(Recorded data)
------------
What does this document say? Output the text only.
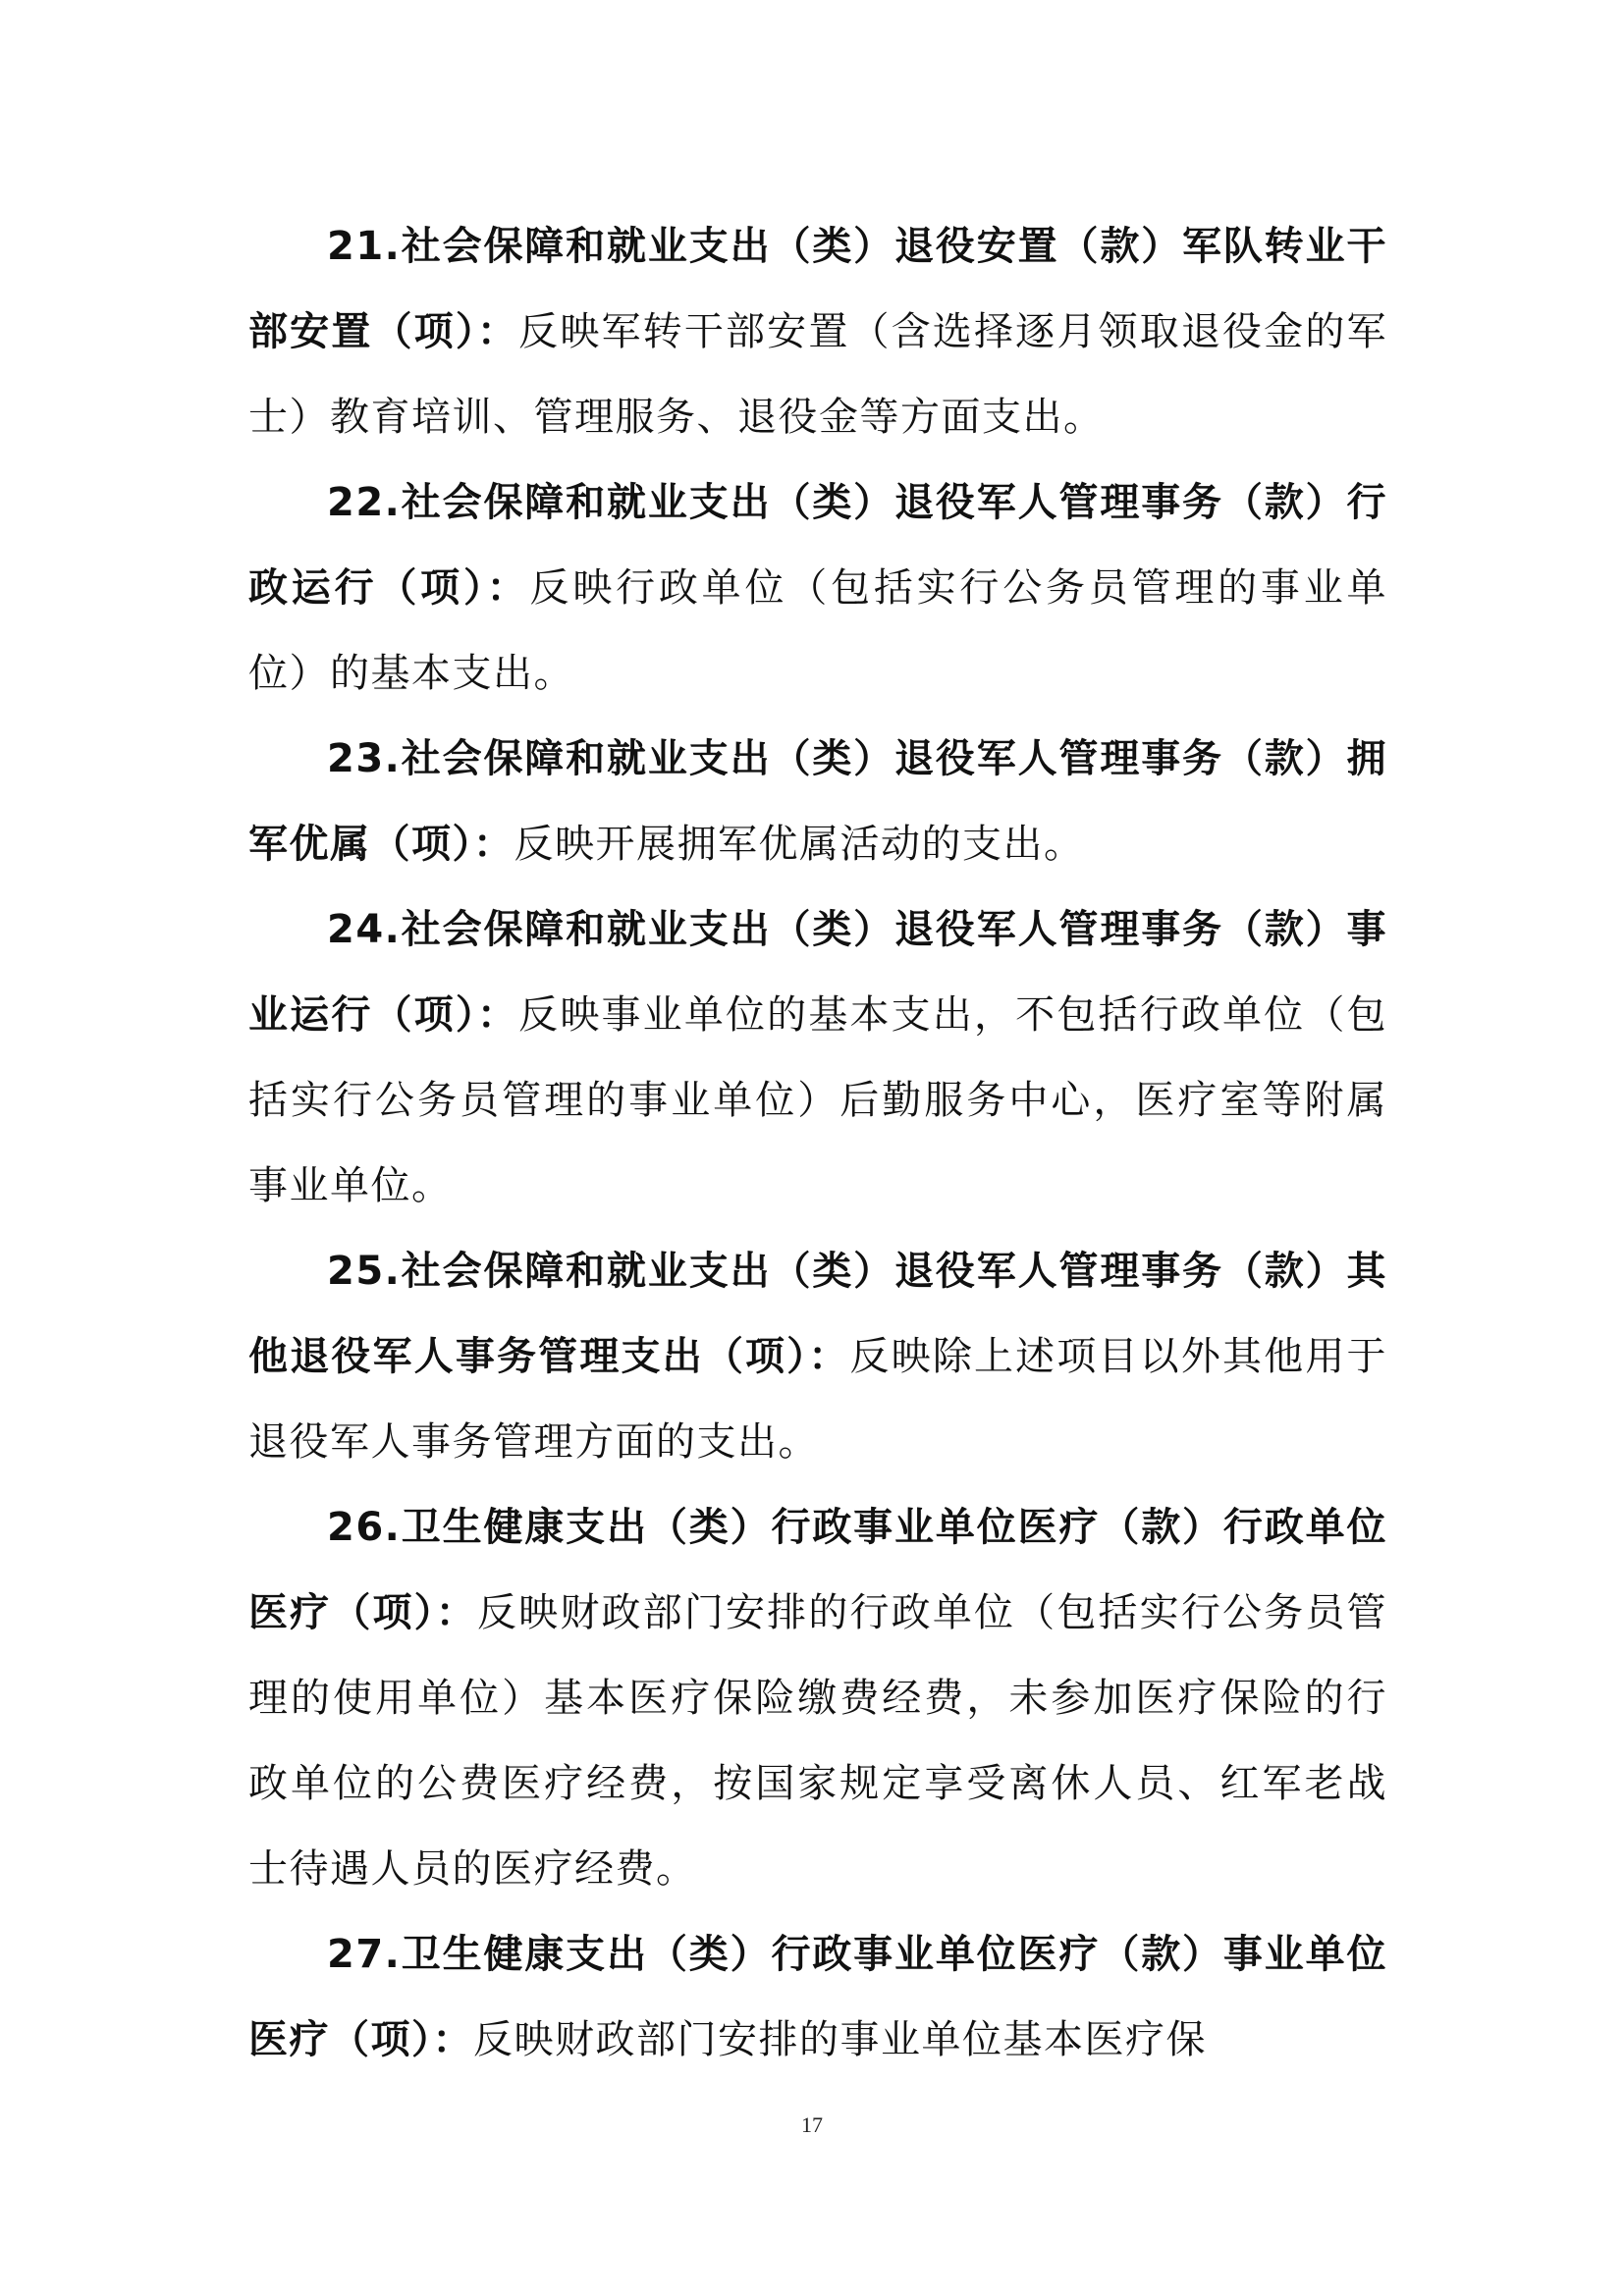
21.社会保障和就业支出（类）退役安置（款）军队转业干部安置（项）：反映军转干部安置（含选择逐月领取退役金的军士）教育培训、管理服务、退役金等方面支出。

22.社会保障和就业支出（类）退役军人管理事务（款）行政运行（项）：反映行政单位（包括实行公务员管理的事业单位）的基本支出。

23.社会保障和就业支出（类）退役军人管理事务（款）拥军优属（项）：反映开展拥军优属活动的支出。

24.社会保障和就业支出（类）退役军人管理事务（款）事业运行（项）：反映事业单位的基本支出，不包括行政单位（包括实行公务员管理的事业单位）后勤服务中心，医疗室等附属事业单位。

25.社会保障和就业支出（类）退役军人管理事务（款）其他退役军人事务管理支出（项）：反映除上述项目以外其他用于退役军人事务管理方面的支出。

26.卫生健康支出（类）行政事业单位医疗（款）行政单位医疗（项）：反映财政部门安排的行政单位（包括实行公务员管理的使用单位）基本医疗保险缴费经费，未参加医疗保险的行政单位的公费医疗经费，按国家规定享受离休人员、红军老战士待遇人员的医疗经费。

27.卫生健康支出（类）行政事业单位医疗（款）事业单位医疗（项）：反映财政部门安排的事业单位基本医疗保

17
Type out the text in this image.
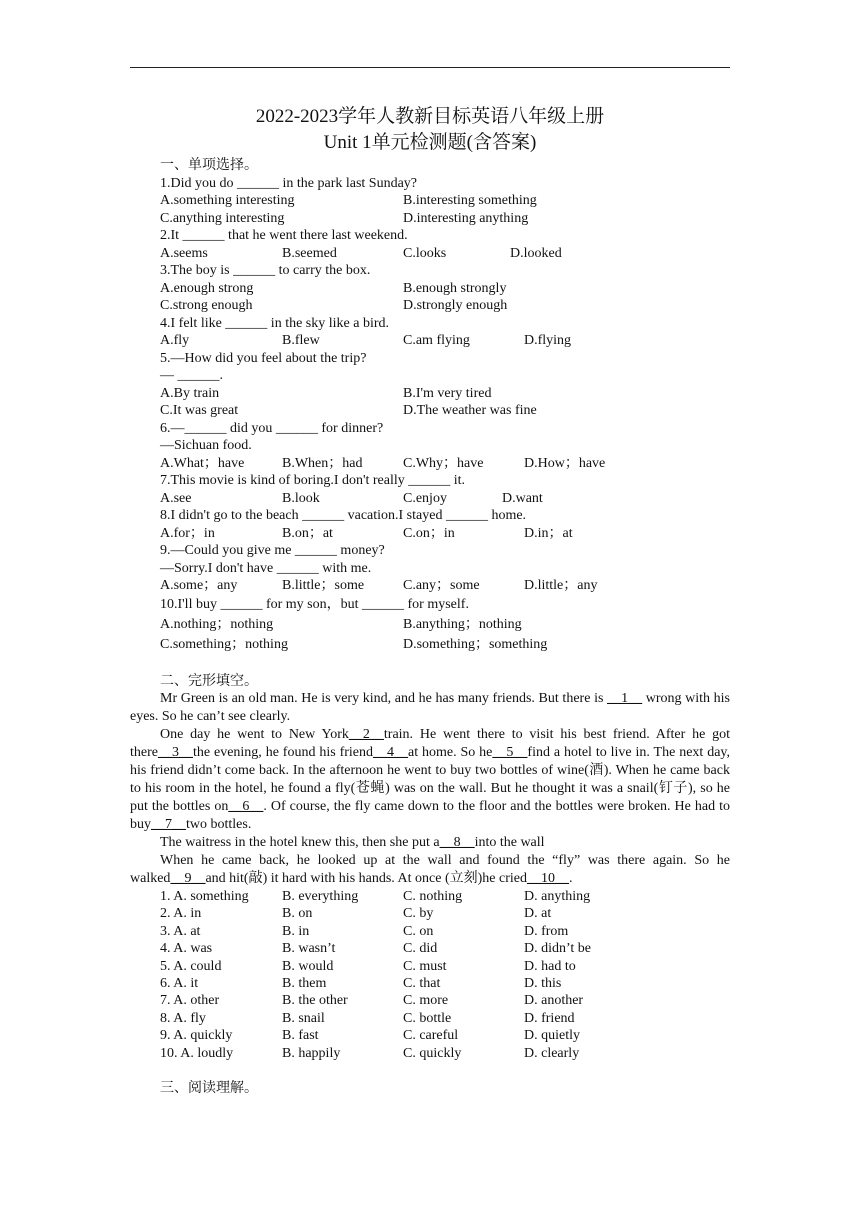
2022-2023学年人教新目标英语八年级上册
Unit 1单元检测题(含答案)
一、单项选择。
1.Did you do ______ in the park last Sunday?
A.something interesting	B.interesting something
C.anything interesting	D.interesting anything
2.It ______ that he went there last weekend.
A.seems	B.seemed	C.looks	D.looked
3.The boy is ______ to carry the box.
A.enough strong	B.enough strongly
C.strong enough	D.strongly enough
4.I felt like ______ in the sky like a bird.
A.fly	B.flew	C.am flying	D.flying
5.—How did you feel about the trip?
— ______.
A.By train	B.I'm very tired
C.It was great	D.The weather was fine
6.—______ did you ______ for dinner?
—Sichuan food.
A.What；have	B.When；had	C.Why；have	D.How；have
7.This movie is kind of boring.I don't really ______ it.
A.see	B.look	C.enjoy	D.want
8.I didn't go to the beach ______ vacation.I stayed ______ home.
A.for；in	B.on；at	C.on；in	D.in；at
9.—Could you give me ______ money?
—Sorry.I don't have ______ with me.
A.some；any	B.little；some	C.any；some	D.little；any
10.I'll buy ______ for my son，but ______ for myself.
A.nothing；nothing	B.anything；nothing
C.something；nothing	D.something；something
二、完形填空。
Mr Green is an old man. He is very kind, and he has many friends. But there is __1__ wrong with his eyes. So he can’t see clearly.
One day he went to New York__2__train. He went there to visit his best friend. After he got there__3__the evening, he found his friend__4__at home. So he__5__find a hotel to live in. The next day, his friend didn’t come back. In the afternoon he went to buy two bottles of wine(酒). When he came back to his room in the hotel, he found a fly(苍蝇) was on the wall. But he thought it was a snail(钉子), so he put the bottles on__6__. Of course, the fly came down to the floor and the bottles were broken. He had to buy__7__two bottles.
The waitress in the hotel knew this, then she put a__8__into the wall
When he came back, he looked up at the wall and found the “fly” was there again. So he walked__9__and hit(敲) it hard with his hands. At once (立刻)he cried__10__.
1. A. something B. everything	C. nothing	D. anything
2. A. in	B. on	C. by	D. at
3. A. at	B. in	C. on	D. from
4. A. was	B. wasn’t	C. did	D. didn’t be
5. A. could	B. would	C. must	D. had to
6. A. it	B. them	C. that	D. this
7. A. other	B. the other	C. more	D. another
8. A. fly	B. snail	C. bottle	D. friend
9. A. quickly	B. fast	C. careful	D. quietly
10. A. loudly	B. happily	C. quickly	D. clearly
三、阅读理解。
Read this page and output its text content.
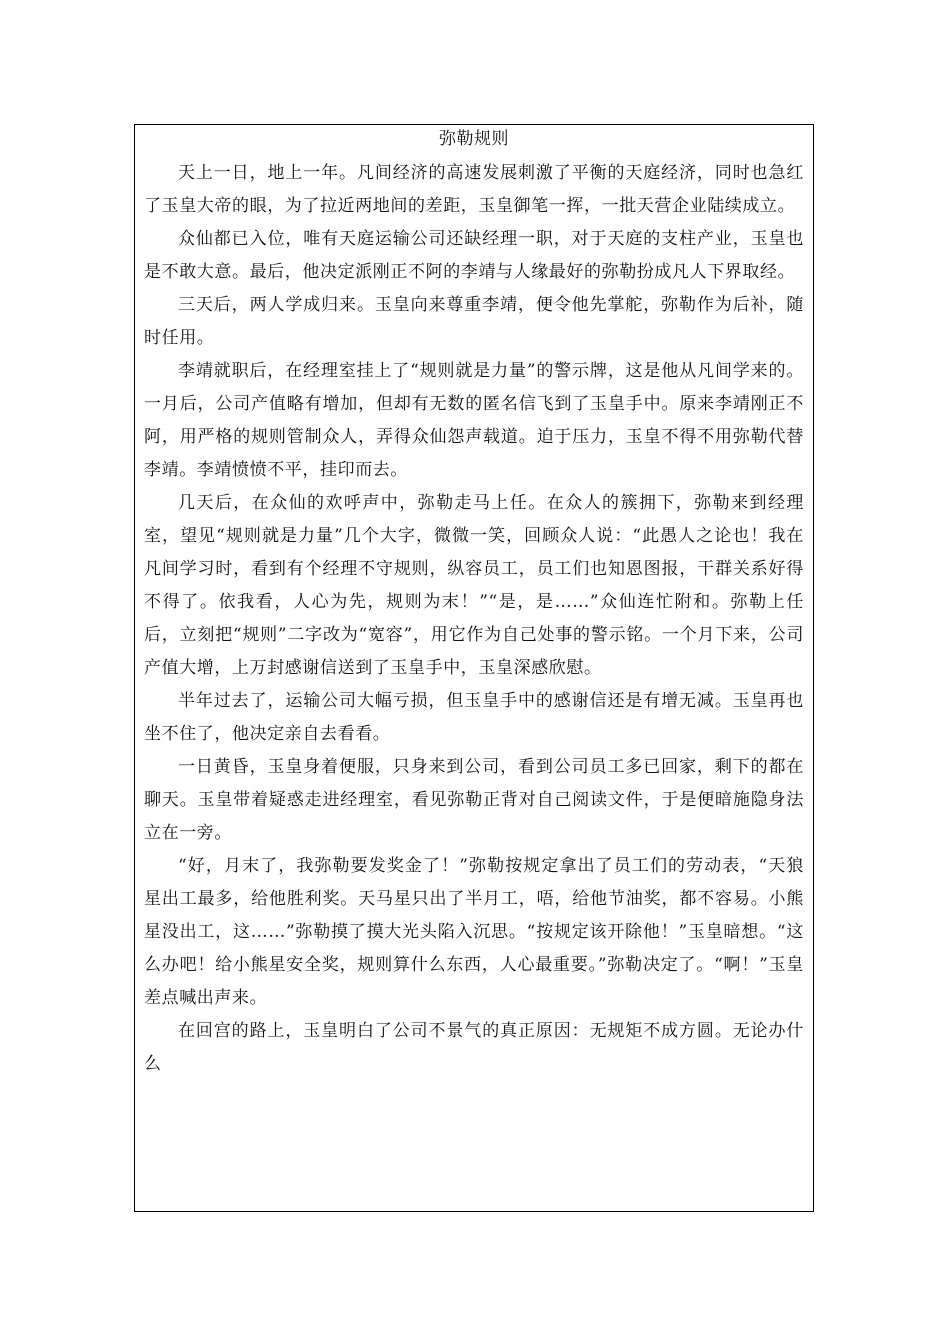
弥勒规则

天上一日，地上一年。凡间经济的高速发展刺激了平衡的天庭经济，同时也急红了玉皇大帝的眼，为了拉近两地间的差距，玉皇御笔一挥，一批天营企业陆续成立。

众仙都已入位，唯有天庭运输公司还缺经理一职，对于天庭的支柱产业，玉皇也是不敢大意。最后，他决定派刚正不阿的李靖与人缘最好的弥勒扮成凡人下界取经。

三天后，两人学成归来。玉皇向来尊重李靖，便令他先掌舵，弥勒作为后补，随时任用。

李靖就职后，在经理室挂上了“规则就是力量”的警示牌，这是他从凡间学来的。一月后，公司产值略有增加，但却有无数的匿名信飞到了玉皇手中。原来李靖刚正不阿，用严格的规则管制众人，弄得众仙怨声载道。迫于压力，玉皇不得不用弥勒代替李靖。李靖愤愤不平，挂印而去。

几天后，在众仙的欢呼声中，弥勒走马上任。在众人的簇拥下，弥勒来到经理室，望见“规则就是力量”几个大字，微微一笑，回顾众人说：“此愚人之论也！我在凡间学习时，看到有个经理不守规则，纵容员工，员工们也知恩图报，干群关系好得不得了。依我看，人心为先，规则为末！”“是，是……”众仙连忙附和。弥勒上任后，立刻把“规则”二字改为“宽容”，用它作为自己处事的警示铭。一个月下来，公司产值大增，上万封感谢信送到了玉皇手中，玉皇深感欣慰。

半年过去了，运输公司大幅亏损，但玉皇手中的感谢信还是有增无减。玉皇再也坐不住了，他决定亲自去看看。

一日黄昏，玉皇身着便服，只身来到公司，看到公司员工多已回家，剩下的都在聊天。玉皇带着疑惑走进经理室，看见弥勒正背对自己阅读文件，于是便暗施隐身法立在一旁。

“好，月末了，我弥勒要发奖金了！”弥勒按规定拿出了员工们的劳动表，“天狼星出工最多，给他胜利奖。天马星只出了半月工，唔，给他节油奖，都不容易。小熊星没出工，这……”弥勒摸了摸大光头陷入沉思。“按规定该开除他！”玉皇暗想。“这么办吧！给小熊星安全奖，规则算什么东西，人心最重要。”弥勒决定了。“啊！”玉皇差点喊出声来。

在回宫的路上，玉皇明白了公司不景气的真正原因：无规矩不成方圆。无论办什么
------------
Short task: In the entries above, find lines with "strong" and copy each.

Answer:
A.enough strong	B.enough strongly
C.strong enough	D.strongly enough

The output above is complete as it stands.